→ Material:
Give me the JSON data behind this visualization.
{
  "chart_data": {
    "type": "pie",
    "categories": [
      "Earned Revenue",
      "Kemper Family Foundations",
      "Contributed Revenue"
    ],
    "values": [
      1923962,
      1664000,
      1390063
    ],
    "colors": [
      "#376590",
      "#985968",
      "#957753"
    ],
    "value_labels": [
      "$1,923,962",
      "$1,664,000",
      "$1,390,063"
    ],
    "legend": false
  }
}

→ Required task: Write the listing out again, exactly as it reads.

→ Task response:
Give me the JSON data behind this visualization.
{
  "chart_data": {
    "type": "pie",
    "categories": [
      "Earned Revenue",
      "Kemper Family Foundations",
      "Contributed Revenue"
    ],
    "values": [
      1923962,
      1664000,
      1390063
    ],
    "colors": [
      "#376590",
      "#985968",
      "#957753"
    ],
    "value_labels": [
      "$1,923,962",
      "$1,664,000",
      "$1,390,063"
    ],
    "legend": false
  }
}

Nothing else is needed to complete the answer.